#### The request:
Turn the records from the line containing "chevron-icon <box>105 130 115 137</box>" through the line containing "toggle-values-button[interactable]: Hide School" into a numbered list, with both of those lines included and blank lines omitted.

[Element box annotations]
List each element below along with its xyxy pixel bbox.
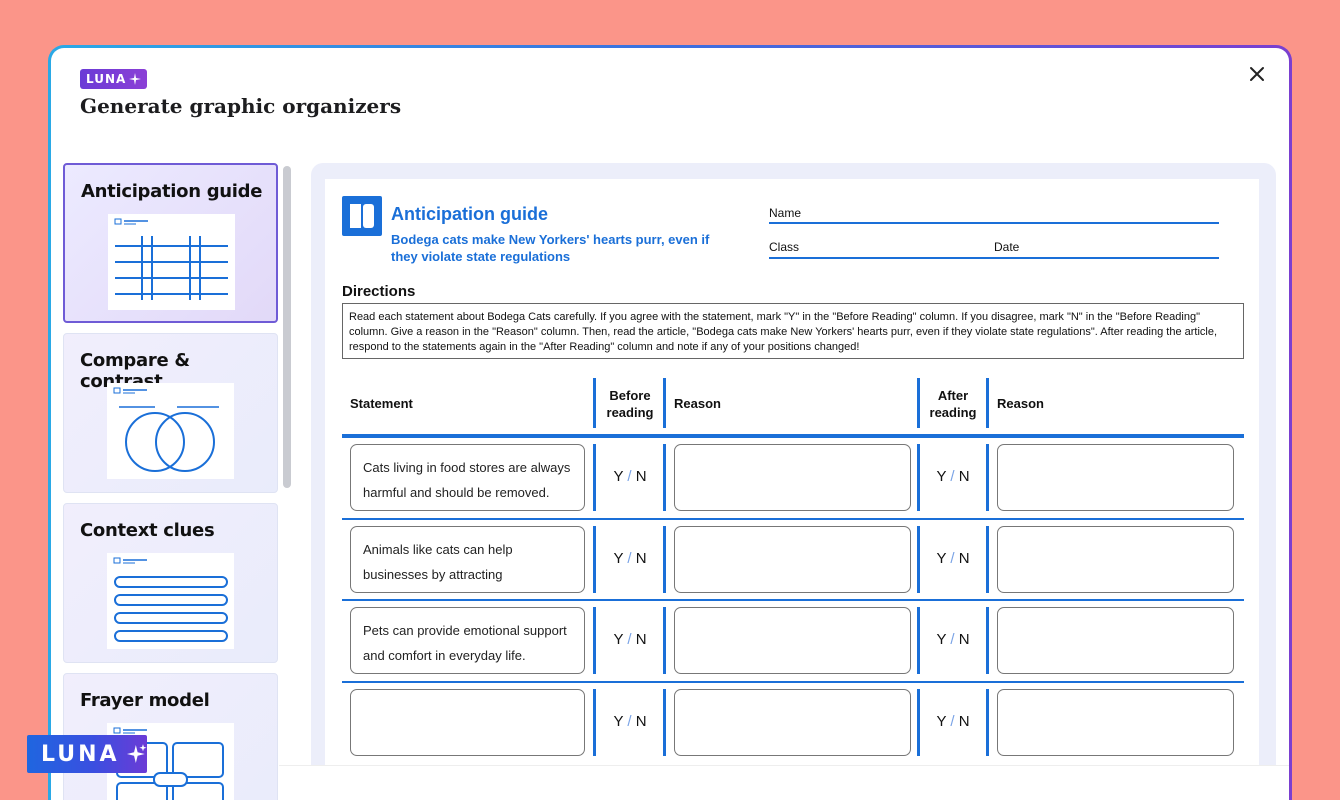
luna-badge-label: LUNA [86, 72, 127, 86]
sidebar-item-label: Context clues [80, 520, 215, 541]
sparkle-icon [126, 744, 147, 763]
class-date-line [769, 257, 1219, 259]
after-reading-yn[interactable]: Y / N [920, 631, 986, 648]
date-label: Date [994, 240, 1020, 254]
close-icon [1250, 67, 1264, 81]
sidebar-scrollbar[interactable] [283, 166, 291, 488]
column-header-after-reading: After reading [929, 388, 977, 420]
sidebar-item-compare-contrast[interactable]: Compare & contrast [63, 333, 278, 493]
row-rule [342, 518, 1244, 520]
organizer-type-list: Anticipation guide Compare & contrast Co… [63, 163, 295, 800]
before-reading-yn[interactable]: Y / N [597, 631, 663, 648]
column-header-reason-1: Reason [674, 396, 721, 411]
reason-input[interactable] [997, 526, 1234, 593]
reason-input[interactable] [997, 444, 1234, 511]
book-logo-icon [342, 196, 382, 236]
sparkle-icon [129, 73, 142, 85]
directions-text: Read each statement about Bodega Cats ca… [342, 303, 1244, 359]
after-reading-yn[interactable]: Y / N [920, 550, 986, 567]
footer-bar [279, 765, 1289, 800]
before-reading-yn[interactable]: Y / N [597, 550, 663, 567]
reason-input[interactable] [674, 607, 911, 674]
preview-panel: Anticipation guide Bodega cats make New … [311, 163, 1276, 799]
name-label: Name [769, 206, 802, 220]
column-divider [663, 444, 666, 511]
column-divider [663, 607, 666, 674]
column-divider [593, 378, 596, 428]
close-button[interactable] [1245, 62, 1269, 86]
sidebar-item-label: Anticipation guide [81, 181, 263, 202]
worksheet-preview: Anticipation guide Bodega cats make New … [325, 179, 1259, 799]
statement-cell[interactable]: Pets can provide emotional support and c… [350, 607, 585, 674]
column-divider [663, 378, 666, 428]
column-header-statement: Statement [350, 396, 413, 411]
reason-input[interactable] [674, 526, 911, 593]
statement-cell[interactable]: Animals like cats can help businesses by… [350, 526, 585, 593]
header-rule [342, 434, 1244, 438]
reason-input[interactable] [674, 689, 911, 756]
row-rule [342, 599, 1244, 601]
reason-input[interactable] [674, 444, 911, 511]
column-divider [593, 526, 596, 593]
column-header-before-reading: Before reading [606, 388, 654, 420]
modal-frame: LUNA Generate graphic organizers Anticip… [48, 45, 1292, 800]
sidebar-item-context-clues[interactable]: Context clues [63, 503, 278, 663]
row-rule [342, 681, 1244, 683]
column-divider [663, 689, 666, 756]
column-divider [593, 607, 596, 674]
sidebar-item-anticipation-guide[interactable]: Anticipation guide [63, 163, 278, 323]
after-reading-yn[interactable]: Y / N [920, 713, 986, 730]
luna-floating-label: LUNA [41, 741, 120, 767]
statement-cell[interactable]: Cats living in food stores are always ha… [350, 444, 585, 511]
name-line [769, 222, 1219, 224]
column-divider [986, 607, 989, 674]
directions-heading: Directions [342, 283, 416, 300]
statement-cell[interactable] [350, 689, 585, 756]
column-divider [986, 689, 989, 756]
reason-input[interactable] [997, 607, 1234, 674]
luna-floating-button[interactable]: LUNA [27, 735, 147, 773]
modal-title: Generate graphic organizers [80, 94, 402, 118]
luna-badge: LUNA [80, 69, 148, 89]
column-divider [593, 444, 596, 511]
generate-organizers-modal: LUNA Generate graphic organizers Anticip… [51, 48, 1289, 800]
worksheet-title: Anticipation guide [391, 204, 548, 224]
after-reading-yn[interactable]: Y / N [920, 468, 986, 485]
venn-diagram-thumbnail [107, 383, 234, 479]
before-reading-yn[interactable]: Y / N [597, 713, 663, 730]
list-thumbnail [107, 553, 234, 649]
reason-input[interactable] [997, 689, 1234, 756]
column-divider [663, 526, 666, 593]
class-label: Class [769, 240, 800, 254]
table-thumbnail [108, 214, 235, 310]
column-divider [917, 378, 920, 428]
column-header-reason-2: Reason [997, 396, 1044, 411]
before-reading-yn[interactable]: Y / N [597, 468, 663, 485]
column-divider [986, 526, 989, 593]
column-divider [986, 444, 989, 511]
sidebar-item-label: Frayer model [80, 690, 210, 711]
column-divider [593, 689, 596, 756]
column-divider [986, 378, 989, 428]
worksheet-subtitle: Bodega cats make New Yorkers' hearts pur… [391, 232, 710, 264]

* * *

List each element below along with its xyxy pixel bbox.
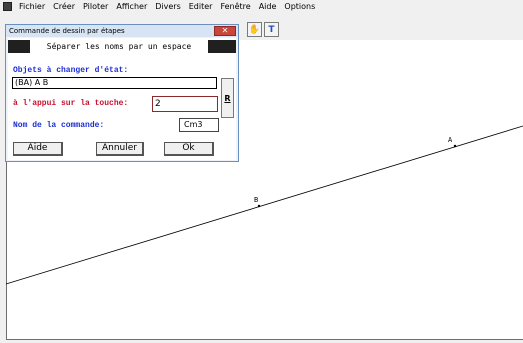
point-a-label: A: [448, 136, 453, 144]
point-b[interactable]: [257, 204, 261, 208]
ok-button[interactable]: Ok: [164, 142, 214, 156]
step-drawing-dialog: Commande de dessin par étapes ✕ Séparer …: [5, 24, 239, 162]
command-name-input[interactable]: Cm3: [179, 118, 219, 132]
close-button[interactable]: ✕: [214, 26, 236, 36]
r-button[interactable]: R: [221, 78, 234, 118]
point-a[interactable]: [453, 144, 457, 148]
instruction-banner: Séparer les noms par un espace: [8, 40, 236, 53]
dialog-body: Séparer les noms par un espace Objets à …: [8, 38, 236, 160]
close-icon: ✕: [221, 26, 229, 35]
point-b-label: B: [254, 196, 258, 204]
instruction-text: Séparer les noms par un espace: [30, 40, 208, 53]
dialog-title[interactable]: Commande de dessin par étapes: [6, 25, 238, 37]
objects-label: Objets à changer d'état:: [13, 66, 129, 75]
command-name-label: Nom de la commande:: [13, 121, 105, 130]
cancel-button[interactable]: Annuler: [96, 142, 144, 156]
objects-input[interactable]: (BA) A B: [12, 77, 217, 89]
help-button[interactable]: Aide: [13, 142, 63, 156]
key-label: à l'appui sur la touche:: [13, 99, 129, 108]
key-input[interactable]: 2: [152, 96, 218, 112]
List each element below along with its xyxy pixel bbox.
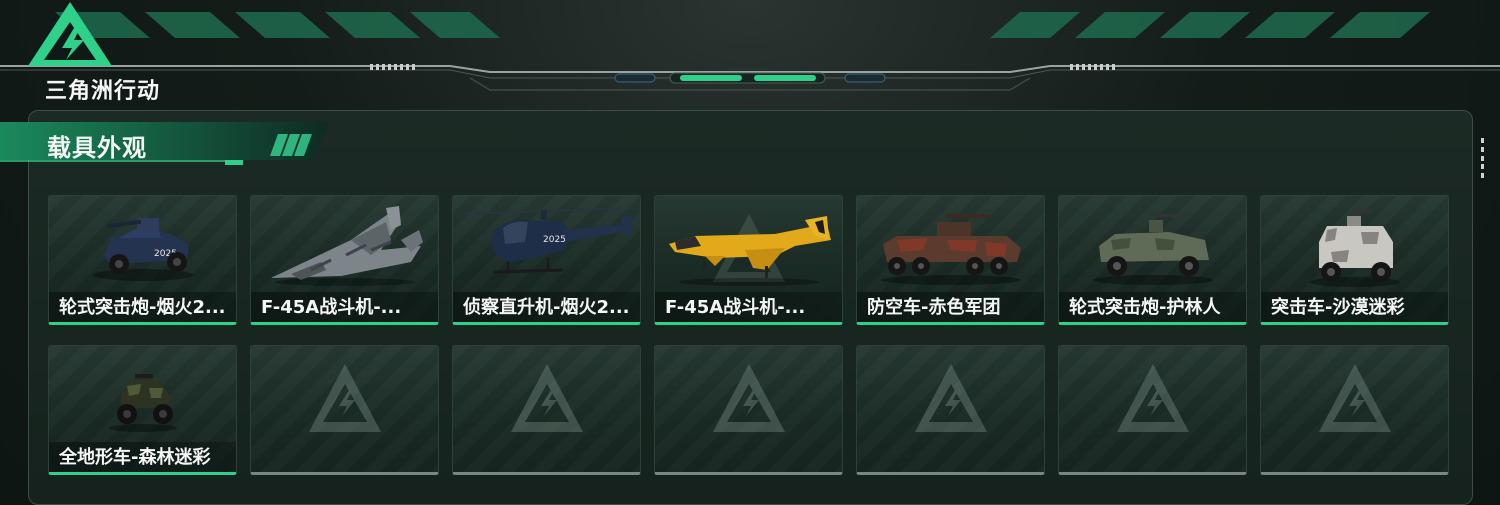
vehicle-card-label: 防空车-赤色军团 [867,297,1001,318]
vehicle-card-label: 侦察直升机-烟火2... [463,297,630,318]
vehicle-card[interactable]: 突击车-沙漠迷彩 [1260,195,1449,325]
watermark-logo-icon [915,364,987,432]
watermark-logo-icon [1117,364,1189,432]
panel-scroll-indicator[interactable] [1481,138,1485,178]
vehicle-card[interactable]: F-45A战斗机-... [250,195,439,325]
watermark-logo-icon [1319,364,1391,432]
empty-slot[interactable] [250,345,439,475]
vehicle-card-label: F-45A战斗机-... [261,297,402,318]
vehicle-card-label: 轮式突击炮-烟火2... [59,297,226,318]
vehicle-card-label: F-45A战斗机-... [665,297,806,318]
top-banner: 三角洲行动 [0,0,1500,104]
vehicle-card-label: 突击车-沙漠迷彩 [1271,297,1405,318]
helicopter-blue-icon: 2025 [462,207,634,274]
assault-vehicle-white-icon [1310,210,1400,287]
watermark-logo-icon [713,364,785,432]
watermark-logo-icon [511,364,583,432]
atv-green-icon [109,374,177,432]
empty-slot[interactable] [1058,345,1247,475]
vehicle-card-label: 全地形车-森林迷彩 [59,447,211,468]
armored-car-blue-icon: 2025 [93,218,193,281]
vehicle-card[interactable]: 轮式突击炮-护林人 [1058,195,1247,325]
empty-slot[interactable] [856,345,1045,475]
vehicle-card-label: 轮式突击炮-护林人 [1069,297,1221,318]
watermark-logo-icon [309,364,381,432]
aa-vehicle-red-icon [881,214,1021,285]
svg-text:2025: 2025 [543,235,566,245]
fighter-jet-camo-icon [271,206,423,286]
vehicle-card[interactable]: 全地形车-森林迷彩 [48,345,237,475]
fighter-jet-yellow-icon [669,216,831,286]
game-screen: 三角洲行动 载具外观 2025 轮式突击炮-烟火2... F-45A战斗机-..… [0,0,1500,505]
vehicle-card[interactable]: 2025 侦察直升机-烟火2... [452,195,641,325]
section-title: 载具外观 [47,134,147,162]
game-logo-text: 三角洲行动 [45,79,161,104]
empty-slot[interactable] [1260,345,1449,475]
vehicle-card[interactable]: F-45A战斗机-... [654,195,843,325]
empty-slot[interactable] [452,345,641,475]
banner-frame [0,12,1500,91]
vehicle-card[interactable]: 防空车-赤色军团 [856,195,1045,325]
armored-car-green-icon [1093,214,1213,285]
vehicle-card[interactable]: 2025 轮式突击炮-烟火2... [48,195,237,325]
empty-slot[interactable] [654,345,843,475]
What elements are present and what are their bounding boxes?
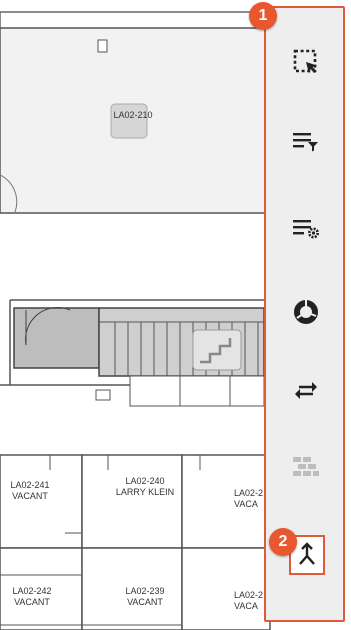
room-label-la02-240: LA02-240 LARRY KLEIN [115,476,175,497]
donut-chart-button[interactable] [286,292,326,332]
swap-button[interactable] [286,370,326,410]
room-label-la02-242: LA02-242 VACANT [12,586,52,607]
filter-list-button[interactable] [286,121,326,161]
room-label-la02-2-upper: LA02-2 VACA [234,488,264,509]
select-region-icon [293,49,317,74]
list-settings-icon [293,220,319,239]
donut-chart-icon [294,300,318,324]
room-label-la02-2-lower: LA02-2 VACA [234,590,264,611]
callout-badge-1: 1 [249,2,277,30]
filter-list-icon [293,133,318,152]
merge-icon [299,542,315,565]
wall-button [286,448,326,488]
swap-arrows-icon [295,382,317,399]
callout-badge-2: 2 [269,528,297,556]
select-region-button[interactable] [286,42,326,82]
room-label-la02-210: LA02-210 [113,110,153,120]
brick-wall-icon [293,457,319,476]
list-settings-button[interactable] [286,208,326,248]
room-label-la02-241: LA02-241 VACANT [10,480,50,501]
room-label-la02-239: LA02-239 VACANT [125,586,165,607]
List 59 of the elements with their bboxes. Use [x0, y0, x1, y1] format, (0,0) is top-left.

---

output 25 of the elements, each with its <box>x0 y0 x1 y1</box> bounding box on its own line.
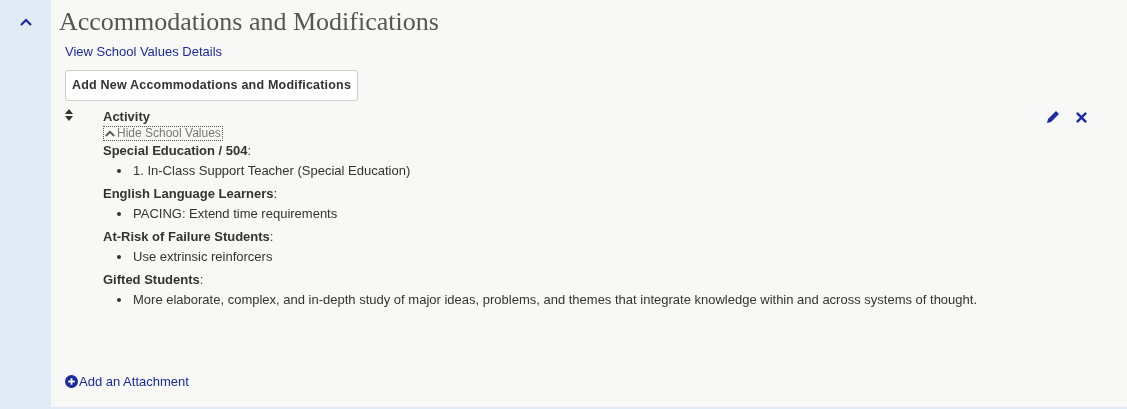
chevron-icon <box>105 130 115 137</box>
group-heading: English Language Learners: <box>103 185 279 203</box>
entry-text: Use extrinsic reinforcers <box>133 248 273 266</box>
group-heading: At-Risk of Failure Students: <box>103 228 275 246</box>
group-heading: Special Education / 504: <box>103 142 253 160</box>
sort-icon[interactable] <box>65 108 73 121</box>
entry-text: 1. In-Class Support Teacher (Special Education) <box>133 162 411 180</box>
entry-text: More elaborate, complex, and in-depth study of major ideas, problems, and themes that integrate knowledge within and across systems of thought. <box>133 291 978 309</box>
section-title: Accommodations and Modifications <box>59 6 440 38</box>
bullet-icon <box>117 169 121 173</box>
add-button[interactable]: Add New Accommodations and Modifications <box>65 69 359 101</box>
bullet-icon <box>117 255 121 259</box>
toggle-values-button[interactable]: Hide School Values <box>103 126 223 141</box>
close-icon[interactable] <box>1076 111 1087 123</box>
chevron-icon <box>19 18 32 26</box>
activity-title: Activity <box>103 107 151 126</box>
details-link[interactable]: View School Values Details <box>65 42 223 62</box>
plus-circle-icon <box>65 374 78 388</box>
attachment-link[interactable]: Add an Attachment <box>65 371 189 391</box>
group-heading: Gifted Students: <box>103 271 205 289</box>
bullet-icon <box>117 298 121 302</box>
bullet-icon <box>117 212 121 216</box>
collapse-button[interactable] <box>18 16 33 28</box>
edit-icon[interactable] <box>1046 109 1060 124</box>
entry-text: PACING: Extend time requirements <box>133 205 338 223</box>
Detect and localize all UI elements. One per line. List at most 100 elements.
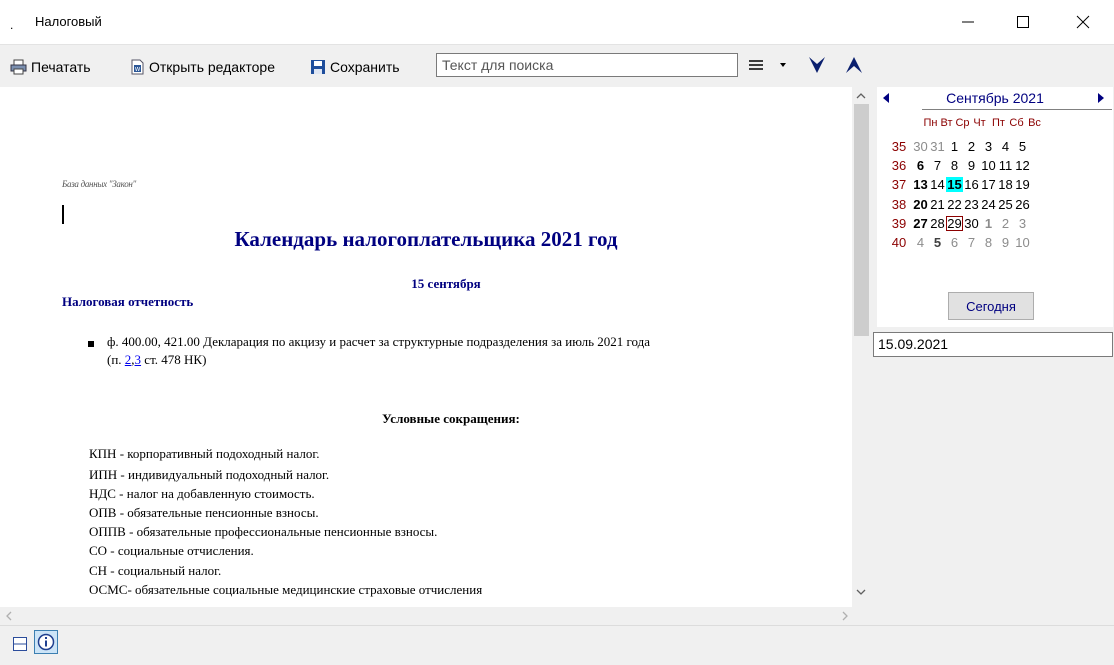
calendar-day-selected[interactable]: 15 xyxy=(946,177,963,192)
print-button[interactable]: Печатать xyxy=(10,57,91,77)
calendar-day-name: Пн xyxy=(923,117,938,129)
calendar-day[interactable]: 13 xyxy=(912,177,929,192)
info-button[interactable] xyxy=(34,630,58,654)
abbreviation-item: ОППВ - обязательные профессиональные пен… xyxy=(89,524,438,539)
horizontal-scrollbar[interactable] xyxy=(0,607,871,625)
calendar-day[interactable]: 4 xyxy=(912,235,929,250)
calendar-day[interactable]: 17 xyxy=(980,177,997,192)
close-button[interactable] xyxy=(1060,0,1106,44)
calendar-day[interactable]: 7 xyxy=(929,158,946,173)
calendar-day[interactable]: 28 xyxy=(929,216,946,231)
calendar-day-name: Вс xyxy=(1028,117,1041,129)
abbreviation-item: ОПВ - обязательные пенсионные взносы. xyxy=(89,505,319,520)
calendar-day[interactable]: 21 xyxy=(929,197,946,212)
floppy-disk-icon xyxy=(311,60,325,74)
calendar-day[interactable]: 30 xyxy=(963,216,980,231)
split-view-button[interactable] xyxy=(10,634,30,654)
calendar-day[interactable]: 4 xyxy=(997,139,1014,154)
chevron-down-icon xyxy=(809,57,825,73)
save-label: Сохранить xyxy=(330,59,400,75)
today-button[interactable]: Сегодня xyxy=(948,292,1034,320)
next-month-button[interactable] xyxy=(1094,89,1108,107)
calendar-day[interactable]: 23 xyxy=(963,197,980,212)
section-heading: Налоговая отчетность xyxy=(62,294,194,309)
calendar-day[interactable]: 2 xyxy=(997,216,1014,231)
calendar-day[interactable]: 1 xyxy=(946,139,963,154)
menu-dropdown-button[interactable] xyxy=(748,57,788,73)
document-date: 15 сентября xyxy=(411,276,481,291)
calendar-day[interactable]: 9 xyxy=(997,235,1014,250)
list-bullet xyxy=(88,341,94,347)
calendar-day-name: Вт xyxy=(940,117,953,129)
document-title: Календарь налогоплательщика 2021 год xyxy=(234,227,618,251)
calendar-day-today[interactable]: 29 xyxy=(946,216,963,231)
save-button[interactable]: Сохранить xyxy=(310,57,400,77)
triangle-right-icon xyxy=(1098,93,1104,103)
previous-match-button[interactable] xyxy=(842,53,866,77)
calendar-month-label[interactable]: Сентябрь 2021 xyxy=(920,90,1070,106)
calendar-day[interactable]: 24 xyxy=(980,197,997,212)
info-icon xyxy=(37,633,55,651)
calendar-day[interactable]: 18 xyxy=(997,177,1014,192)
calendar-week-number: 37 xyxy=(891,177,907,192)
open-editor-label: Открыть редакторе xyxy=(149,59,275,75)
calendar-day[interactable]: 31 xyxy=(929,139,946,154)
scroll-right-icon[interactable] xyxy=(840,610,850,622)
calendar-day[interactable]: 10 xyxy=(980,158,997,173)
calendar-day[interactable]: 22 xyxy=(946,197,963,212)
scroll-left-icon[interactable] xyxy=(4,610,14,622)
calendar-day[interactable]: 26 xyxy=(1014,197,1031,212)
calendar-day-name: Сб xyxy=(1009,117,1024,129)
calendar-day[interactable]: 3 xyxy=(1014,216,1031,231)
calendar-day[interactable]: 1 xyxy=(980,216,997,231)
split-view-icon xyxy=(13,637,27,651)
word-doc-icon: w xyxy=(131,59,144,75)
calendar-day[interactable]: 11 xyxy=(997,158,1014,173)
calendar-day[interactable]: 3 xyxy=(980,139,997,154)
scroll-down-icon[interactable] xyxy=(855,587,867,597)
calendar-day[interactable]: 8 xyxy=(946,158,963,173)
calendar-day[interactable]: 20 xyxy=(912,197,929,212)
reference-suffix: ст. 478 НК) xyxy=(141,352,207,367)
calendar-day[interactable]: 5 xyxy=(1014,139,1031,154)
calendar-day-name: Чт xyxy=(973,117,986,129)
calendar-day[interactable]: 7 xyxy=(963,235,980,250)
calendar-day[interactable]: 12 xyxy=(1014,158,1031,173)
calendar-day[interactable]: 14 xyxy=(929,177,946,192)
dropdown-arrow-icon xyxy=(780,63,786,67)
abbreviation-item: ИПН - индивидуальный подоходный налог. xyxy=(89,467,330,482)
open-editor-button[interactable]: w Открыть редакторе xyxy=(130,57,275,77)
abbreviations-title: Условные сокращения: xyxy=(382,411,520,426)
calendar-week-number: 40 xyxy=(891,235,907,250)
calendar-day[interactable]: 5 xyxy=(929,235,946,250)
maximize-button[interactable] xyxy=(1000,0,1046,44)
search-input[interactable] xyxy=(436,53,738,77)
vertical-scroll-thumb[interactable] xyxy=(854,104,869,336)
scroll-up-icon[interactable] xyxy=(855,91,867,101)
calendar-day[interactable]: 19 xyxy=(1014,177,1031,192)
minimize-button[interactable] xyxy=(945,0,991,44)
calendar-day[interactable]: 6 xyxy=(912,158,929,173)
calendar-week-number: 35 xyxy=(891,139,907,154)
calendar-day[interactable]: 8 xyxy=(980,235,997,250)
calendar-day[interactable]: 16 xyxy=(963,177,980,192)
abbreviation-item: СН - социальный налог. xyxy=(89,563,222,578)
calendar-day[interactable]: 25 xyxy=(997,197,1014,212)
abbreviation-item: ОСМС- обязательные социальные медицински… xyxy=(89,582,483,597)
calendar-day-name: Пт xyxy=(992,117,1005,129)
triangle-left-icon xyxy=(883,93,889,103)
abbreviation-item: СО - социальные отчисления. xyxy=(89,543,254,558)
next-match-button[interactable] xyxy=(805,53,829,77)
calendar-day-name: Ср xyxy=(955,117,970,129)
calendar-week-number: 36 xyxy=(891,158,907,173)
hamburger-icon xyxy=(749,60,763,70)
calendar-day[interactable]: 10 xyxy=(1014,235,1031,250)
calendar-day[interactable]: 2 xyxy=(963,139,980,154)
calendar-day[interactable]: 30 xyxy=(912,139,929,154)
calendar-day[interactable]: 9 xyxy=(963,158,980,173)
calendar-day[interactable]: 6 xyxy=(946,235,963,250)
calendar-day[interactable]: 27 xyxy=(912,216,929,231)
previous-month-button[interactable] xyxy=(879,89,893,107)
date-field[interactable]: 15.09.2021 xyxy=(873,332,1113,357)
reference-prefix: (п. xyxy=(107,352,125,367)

#### Completed task:
1. chevron-icon <box>105 130 115 137</box>
2. group-heading: English Language Learners: <box>103 185 279 203</box>
3. entry-text: Use extrinsic reinforcers <box>133 248 273 266</box>
4. group-heading: At-Risk of Failure Students: <box>103 228 275 246</box>
5. group-heading: Special Education / 504: <box>103 142 253 160</box>
6. sort-icon[interactable] <box>65 108 73 121</box>
7. entry-text: 1. In-Class Support Teacher (Special Education) <box>133 162 411 180</box>
8. entry-text: More elaborate, complex, and in-depth study of major ideas, problems, and themes that integrate knowledge within and across systems of thought. <box>133 291 978 309</box>
9. section-title: Accommodations and Modifications <box>59 6 440 38</box>
10. bullet-icon <box>117 169 121 173</box>
11. add-button[interactable]: Add New Accommodations and Modifications <box>65 69 359 101</box>
12. bullet-icon <box>117 255 121 259</box>
13. toggle-values-button[interactable]: Hide School Values <box>103 126 223 141</box>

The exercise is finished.